[Records excerpted from a collection]

'''

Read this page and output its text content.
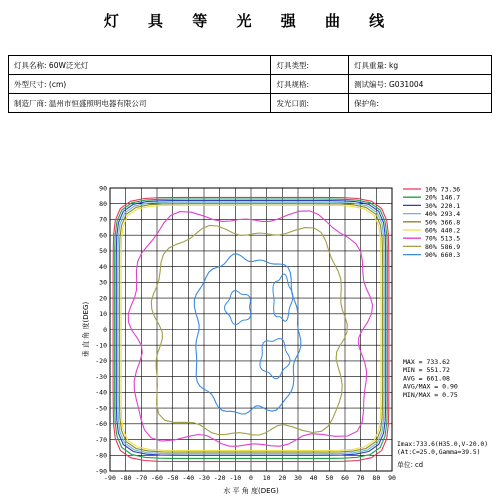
灯 具 等 光 强 曲 线
灯具名称: 60W泛光灯	灯具类型:	灯具重量: kg
外型尺寸: (cm)	灯具规格:	测试编号: G031004
制造厂商: 温州市恒盛照明电器有限公司	发光口面:	保护角:
-90 -80 -70 -60 -50 -40 -30 -20 -10 0 10 20 30 40 50 60 70 80 90
90
80
70
60
50
40
30
20
10
0
-10
-20
-30
-40
-50
-60
-70
-80
-90
水 平 角 度(DEG)
垂 直 角 度(DEG)
10% 73.36
20% 146.7
30% 220.1
40% 293.4
50% 366.8
60% 440.2
70% 513.5
80% 586.9
90% 660.3
MAX = 733.62
MIN = 551.72
AVG = 661.08
AVG/MAX = 0.90
MIN/MAX = 0.75
Imax:733.6(H35.0,V-20.0)
(At:C=25.0,Gamma=39.5)
单位: cd
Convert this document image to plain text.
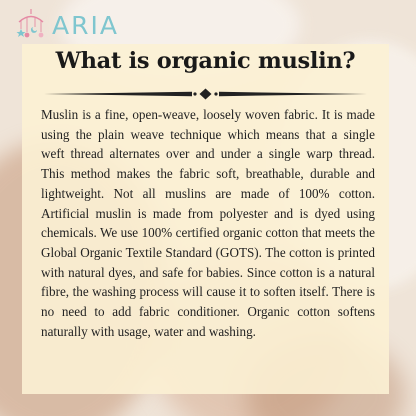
ARIA
What is organic muslin?

Muslin is a fine, open-weave, loosely woven fabric. It is made using the plain weave technique which means that a single weft thread alternates over and under a single warp thread. This method makes the fabric soft, breathable, durable and lightweight. Not all muslins are made of 100% cotton. Artificial muslin is made from polyester and is dyed using chemicals. We use 100% certified organic cotton that meets the Global Organic Textile Standard (GOTS). The cotton is printed with natural dyes, and safe for babies. Since cotton is a natural fibre, the washing process will cause it to soften itself. There is no need to add fabric conditioner. Organic cotton softens naturally with usage, water and washing.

'''

- Short problem
Repeat verbatim the range of lines that opens at the line containing "Convert this document image to plain text." and closes at the last line of the entries, excluding all pictures.

- Expected answer
Convert this document image to plain text.
ARIA
What is organic muslin?

Muslin is a fine, open-weave, loosely woven fabric. It is made using the plain weave technique which means that a single weft thread alternates over and under a single warp thread. This method makes the fabric soft, breathable, durable and lightweight. Not all muslins are made of 100% cotton. Artificial muslin is made from polyester and is dyed using chemicals. We use 100% certified organic cotton that meets the Global Organic Textile Standard (GOTS). The cotton is printed with natural dyes, and safe for babies. Since cotton is a natural fibre, the washing process will cause it to soften itself. There is no need to add fabric conditioner. Organic cotton softens naturally with usage, water and washing.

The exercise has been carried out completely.